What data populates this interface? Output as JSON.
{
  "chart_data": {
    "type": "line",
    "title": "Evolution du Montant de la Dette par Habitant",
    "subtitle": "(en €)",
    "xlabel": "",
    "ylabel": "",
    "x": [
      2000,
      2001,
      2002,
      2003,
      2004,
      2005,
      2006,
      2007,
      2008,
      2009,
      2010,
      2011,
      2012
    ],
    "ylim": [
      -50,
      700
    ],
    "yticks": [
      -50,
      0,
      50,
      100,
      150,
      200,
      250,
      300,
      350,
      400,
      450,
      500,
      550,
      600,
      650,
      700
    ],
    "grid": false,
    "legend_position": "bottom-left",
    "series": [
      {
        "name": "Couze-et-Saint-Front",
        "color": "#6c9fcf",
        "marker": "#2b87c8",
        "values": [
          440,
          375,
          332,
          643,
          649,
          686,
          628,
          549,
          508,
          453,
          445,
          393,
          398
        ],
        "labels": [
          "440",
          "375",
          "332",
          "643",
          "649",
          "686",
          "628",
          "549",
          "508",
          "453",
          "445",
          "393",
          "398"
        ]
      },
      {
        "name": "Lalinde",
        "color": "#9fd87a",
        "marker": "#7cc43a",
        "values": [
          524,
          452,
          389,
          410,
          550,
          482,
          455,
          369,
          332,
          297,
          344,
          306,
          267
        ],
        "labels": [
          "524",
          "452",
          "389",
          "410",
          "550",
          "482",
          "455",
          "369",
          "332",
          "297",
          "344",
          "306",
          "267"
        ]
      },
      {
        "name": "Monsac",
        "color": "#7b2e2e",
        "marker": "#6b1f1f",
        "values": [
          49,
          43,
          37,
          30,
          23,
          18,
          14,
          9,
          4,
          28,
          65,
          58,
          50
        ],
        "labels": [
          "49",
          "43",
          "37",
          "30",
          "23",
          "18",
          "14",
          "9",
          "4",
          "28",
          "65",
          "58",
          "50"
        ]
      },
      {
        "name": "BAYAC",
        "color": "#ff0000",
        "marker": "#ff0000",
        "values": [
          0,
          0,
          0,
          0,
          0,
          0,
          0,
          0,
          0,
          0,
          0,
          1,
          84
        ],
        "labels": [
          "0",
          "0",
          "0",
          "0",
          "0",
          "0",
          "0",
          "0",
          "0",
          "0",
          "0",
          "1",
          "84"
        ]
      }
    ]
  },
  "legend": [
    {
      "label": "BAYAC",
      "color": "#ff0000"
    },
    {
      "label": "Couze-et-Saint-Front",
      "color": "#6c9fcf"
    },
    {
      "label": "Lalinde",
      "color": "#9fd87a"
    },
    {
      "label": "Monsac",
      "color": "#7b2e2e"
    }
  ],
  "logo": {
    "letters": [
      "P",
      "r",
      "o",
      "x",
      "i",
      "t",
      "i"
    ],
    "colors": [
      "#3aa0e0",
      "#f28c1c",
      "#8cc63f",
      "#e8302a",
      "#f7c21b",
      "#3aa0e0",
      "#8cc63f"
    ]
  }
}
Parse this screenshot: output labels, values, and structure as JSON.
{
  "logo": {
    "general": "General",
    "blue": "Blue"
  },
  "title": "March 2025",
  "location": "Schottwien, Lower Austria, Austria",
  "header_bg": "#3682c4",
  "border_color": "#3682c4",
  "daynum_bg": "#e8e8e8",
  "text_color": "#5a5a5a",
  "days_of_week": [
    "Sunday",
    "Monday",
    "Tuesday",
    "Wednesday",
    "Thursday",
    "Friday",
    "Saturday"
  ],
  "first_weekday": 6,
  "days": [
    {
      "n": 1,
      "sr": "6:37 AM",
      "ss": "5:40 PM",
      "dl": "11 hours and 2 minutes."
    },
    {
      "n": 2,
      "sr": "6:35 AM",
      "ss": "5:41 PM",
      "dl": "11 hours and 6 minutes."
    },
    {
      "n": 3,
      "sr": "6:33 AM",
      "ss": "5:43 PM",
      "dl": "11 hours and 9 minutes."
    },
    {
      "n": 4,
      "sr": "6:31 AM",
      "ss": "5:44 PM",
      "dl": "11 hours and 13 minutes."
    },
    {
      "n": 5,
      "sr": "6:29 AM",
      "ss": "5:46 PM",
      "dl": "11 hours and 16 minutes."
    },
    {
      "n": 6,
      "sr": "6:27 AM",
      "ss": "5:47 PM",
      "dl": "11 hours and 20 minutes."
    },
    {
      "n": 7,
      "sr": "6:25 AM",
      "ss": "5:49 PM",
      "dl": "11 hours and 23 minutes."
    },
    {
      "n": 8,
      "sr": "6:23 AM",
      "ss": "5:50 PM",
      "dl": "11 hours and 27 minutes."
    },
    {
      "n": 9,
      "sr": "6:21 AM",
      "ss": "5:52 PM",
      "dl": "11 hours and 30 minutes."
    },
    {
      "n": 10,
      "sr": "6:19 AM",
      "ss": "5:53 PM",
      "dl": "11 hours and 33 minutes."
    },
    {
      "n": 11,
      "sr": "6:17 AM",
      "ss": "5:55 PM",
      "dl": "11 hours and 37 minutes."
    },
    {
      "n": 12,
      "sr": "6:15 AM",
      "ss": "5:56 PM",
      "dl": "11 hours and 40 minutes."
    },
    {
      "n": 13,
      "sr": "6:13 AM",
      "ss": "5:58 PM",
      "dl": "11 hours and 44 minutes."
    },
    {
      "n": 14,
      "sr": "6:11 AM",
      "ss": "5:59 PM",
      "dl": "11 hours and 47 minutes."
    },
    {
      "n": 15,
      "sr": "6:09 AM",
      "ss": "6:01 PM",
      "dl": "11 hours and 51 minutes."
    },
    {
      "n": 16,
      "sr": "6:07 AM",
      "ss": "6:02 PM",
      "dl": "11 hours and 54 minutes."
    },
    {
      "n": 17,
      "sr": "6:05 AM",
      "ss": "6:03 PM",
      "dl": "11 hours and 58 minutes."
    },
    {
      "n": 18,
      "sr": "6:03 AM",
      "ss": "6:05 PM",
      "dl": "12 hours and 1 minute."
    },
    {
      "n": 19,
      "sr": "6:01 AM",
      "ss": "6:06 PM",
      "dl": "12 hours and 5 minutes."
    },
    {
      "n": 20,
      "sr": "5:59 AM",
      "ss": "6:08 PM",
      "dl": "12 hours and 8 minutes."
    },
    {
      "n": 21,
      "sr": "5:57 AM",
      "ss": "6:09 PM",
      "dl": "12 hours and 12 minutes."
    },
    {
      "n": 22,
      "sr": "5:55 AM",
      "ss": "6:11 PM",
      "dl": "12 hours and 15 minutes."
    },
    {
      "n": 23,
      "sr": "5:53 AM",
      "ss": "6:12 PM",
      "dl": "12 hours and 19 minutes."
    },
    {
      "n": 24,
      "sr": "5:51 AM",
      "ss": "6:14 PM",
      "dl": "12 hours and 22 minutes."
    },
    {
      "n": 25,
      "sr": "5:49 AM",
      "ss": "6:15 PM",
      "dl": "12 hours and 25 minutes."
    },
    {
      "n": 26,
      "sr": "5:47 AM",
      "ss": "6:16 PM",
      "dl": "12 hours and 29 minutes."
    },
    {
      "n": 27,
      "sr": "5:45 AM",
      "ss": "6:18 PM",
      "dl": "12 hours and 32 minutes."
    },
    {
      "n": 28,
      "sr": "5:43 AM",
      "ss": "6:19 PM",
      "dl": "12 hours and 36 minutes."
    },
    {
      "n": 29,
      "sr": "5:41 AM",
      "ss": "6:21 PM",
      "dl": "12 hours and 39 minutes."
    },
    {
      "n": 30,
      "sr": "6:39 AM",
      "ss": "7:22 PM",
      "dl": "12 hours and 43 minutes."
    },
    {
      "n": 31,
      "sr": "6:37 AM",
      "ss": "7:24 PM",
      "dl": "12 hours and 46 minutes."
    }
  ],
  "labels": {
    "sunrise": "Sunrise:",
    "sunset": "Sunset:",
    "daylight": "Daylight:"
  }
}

...

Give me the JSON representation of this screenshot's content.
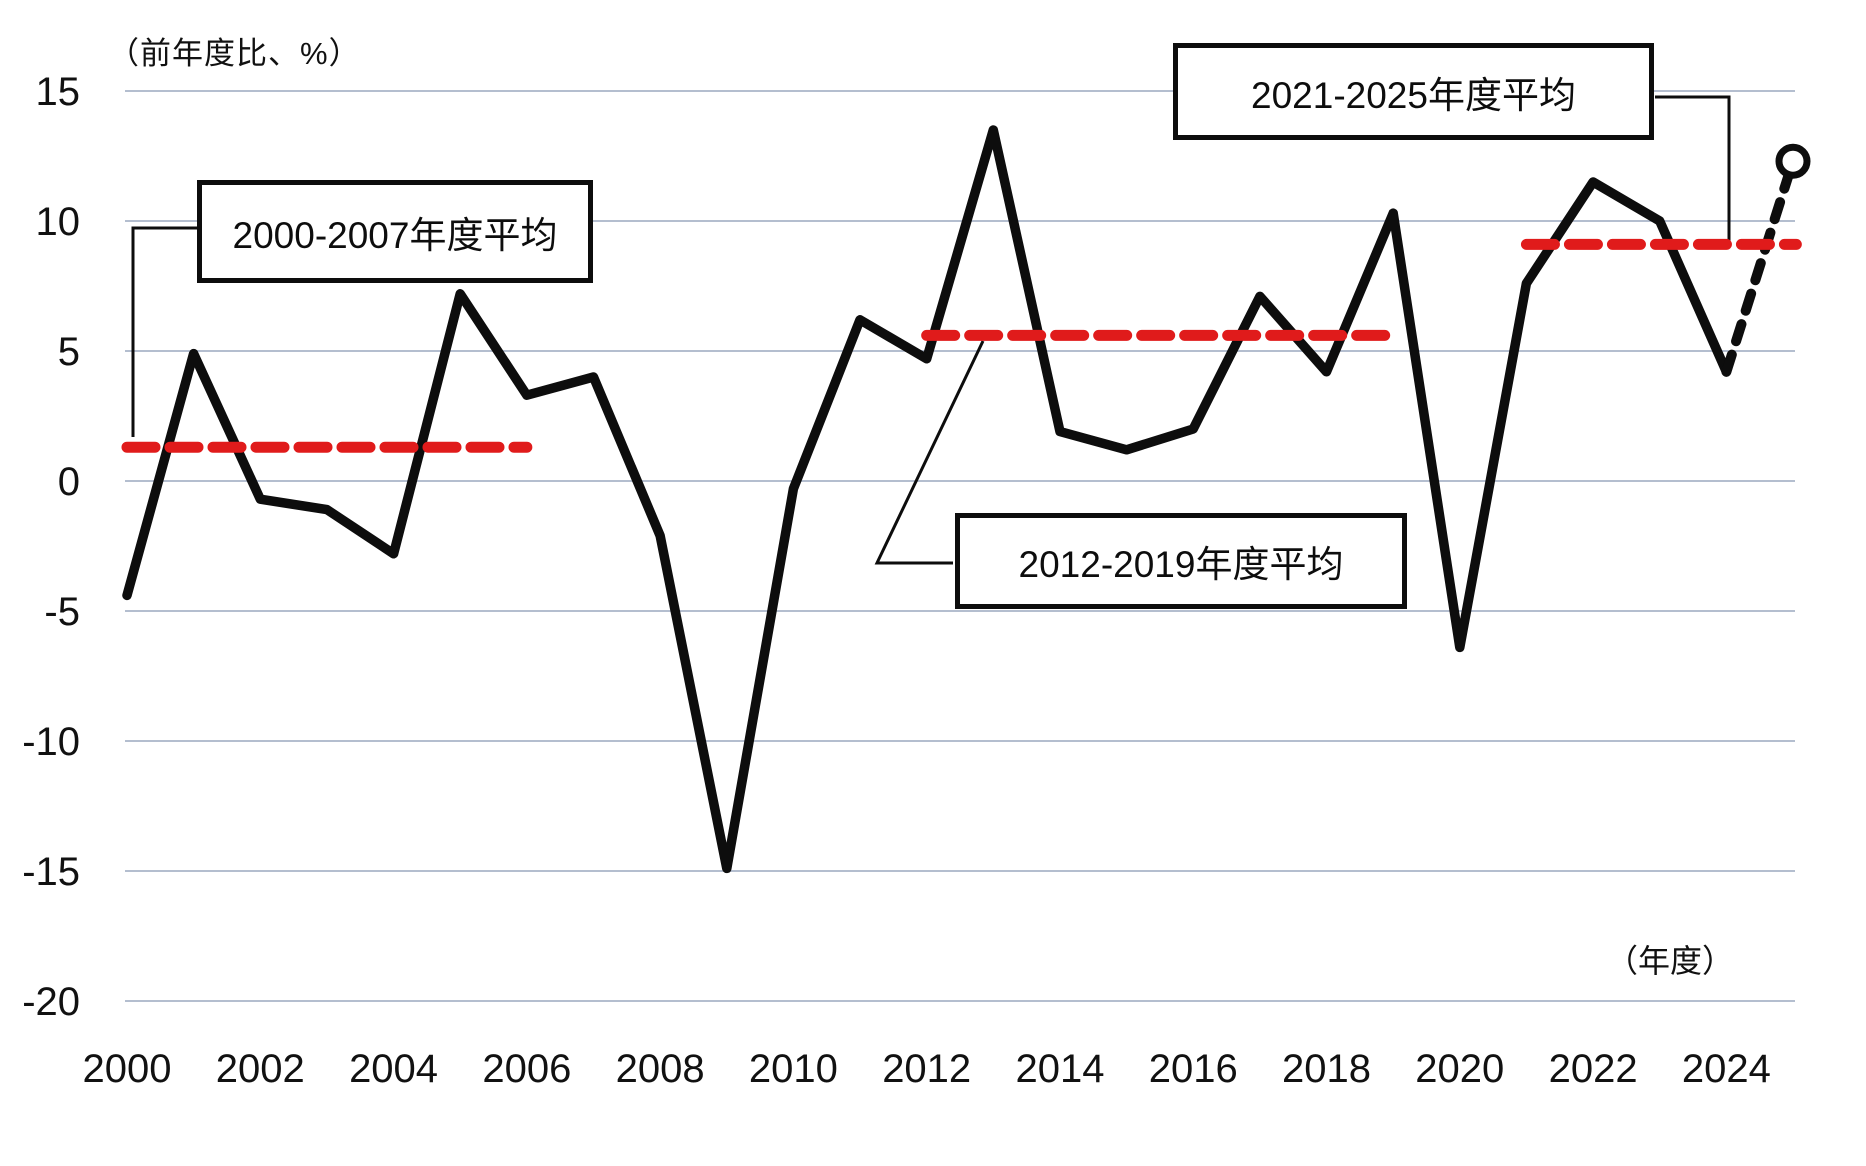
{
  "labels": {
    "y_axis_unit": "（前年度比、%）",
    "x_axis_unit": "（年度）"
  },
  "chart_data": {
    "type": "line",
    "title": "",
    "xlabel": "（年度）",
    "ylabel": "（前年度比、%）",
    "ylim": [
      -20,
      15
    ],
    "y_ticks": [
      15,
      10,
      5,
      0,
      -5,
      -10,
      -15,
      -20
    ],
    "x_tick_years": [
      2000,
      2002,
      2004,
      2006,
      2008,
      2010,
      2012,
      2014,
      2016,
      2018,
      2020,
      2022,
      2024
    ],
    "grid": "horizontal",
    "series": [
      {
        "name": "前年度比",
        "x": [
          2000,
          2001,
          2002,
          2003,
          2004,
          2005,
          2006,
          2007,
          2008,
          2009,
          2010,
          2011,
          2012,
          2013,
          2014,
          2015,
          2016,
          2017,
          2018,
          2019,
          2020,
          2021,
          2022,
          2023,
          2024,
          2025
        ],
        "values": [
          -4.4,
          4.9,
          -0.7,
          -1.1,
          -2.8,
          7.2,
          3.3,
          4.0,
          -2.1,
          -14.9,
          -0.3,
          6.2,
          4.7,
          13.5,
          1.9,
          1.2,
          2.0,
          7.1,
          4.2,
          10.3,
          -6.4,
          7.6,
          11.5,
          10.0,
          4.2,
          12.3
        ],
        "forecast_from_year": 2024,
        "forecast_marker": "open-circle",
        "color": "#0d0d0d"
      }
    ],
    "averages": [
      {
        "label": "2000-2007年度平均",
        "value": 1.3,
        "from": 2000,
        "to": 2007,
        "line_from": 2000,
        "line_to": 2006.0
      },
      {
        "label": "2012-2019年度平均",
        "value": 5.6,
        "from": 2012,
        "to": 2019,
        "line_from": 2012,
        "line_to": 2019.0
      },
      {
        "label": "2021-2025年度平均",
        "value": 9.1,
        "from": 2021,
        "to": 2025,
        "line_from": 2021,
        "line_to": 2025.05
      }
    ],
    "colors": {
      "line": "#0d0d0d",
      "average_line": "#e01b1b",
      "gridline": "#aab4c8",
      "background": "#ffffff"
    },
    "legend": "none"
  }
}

---

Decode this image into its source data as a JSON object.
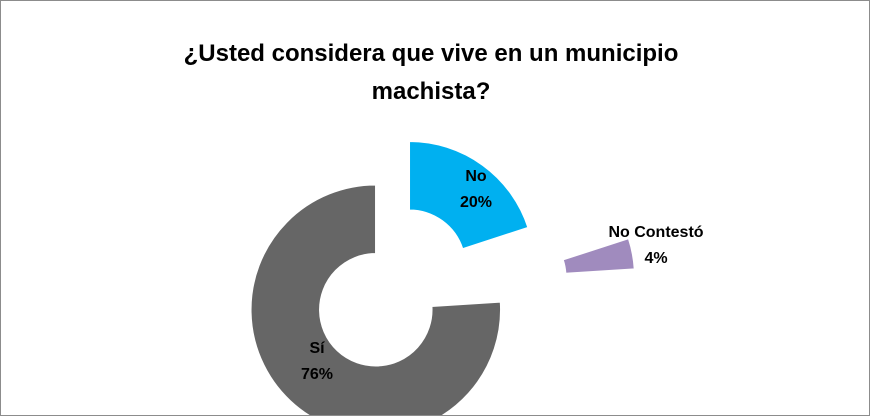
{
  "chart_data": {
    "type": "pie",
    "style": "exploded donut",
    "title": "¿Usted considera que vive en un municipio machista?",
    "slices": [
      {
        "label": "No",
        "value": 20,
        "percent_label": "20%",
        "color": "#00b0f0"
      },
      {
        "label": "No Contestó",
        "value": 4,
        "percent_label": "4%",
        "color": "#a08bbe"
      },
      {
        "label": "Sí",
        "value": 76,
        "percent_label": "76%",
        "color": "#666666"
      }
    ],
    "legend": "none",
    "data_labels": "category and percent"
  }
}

### [What you will do]
Which lines hold the word "screenshot"? Copy each of them from the records.

### [Response below]
Parse this screenshot: output labels, values, and structure as JSON.
Give me the JSON representation of this screenshot's content.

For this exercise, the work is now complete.